* Directions *
Write out precisely the lines beginning with the line that contains "Output the text content of this document." and ending with the last line of the entries, and no other lines.
[Start of Provided information]
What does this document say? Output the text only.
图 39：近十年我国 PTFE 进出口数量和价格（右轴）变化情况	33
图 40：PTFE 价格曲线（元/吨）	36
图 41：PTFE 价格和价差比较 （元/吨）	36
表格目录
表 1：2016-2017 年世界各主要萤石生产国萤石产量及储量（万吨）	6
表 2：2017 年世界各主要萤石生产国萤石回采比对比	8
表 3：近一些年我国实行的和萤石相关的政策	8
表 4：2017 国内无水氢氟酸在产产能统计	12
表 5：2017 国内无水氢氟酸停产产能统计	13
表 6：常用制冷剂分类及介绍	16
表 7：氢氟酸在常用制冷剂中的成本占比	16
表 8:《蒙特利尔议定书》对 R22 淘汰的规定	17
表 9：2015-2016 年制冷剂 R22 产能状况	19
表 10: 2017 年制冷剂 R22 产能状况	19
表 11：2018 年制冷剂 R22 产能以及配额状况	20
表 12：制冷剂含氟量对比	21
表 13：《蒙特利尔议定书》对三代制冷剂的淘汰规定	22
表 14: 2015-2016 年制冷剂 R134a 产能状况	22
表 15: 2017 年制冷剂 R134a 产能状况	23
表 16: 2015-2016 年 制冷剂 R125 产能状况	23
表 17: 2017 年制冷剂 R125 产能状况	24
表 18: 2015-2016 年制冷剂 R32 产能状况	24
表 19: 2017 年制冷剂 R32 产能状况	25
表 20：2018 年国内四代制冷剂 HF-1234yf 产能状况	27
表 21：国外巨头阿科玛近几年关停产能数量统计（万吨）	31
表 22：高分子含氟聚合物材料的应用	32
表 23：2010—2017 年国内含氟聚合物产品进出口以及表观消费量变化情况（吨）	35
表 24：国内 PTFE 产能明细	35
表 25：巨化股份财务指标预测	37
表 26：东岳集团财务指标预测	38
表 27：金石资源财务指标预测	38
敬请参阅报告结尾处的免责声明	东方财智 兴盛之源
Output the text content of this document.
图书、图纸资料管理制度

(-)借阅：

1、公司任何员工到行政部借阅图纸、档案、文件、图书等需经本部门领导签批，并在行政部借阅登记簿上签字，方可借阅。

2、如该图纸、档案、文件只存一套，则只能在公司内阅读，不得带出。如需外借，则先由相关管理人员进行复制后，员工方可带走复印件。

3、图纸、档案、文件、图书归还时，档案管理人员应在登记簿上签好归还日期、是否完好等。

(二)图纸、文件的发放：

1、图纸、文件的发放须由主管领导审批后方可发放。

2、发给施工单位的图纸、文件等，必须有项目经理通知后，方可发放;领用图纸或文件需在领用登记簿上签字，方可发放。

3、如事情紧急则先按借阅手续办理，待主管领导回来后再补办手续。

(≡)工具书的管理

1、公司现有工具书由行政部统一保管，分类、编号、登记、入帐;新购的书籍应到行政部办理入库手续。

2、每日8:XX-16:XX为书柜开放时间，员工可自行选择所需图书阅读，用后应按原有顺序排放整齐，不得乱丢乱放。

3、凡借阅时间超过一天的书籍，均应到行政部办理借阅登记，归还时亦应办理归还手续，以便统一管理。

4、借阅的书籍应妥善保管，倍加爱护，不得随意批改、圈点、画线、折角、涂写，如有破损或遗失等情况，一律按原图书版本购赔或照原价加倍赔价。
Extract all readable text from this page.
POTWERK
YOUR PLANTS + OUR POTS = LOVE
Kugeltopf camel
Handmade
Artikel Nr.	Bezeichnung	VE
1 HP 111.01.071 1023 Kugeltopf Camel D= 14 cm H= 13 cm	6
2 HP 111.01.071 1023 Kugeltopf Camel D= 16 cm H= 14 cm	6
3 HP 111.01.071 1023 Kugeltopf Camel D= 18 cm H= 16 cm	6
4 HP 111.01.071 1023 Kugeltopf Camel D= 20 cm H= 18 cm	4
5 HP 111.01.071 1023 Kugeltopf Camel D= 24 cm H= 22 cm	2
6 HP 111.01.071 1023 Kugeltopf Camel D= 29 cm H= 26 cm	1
[End of Provided information]
* Response to the exercise *
Output the text content of this document.
图书、图纸资料管理制度

(-)借阅：

1、公司任何员工到行政部借阅图纸、档案、文件、图书等需经本部门领导签批，并在行政部借阅登记簿上签字，方可借阅。

2、如该图纸、档案、文件只存一套，则只能在公司内阅读，不得带出。如需外借，则先由相关管理人员进行复制后，员工方可带走复印件。

3、图纸、档案、文件、图书归还时，档案管理人员应在登记簿上签好归还日期、是否完好等。

(二)图纸、文件的发放：

1、图纸、文件的发放须由主管领导审批后方可发放。

2、发给施工单位的图纸、文件等，必须有项目经理通知后，方可发放;领用图纸或文件需在领用登记簿上签字，方可发放。

3、如事情紧急则先按借阅手续办理，待主管领导回来后再补办手续。

(≡)工具书的管理

1、公司现有工具书由行政部统一保管，分类、编号、登记、入帐;新购的书籍应到行政部办理入库手续。

2、每日8:XX-16:XX为书柜开放时间，员工可自行选择所需图书阅读，用后应按原有顺序排放整齐，不得乱丢乱放。

3、凡借阅时间超过一天的书籍，均应到行政部办理借阅登记，归还时亦应办理归还手续，以便统一管理。

4、借阅的书籍应妥善保管，倍加爱护，不得随意批改、圈点、画线、折角、涂写，如有破损或遗失等情况，一律按原图书版本购赔或照原价加倍赔价。
Extract all readable text from this page.
POTWERK
YOUR PLANTS + OUR POTS = LOVE
Kugeltopf camel
Handmade
Artikel Nr.	Bezeichnung	VE
1 HP 111.01.071 1023 Kugeltopf Camel D= 14 cm H= 13 cm	6
2 HP 111.01.071 1023 Kugeltopf Camel D= 16 cm H= 14 cm	6
3 HP 111.01.071 1023 Kugeltopf Camel D= 18 cm H= 16 cm	6
4 HP 111.01.071 1023 Kugeltopf Camel D= 20 cm H= 18 cm	4
5 HP 111.01.071 1023 Kugeltopf Camel D= 24 cm H= 22 cm	2
6 HP 111.01.071 1023 Kugeltopf Camel D= 29 cm H= 26 cm	1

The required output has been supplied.